Stored dataset items:
## START

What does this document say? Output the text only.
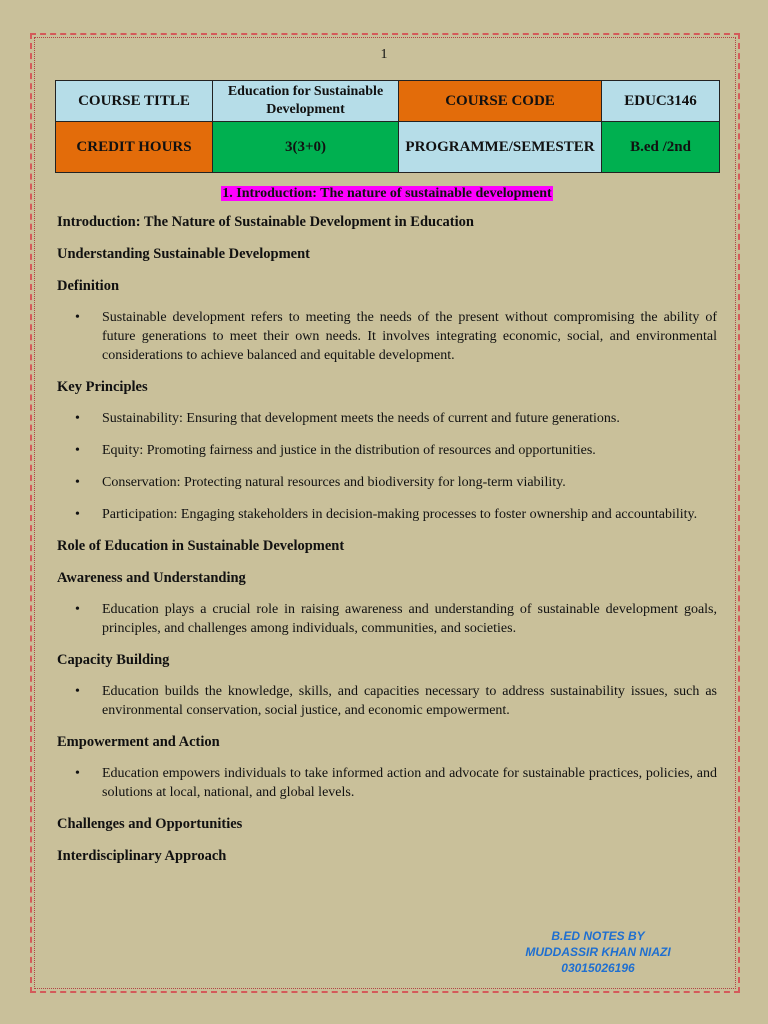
1
COURSE TITLE	Education for Sustainable Development	COURSE CODE	EDUC3146
CREDIT HOURS	3(3+0)	PROGRAMME/SEMESTER	B.ed /2nd
1. Introduction: The nature of sustainable development

Introduction: The Nature of Sustainable Development in Education

Understanding Sustainable Development

Definition

• Sustainable development refers to meeting the needs of the present without compromising the ability of future generations to meet their own needs. It involves integrating economic, social, and environmental considerations to achieve balanced and equitable development.

Key Principles

• Sustainability: Ensuring that development meets the needs of current and future generations.
• Equity: Promoting fairness and justice in the distribution of resources and opportunities.
• Conservation: Protecting natural resources and biodiversity for long-term viability.
• Participation: Engaging stakeholders in decision-making processes to foster ownership and accountability.

Role of Education in Sustainable Development

Awareness and Understanding

• Education plays a crucial role in raising awareness and understanding of sustainable development goals, principles, and challenges among individuals, communities, and societies.

Capacity Building

• Education builds the knowledge, skills, and capacities necessary to address sustainability issues, such as environmental conservation, social justice, and economic empowerment.

Empowerment and Action

• Education empowers individuals to take informed action and advocate for sustainable practices, policies, and solutions at local, national, and global levels.

Challenges and Opportunities

Interdisciplinary Approach

B.ED NOTES BY
MUDDASSIR KHAN NIAZI
03015026196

## END

Your goal
Omit all pictures while transcribing the entries verbatim.

Task result
What does this document say? Output the text only.
1
COURSE TITLE	Education for Sustainable Development	COURSE CODE	EDUC3146
CREDIT HOURS	3(3+0)	PROGRAMME/SEMESTER	B.ed /2nd
1. Introduction: The nature of sustainable development

Introduction: The Nature of Sustainable Development in Education

Understanding Sustainable Development

Definition

• Sustainable development refers to meeting the needs of the present without compromising the ability of future generations to meet their own needs. It involves integrating economic, social, and environmental considerations to achieve balanced and equitable development.

Key Principles

• Sustainability: Ensuring that development meets the needs of current and future generations.
• Equity: Promoting fairness and justice in the distribution of resources and opportunities.
• Conservation: Protecting natural resources and biodiversity for long-term viability.
• Participation: Engaging stakeholders in decision-making processes to foster ownership and accountability.

Role of Education in Sustainable Development

Awareness and Understanding

• Education plays a crucial role in raising awareness and understanding of sustainable development goals, principles, and challenges among individuals, communities, and societies.

Capacity Building

• Education builds the knowledge, skills, and capacities necessary to address sustainability issues, such as environmental conservation, social justice, and economic empowerment.

Empowerment and Action

• Education empowers individuals to take informed action and advocate for sustainable practices, policies, and solutions at local, national, and global levels.

Challenges and Opportunities

Interdisciplinary Approach

B.ED NOTES BY
MUDDASSIR KHAN NIAZI
03015026196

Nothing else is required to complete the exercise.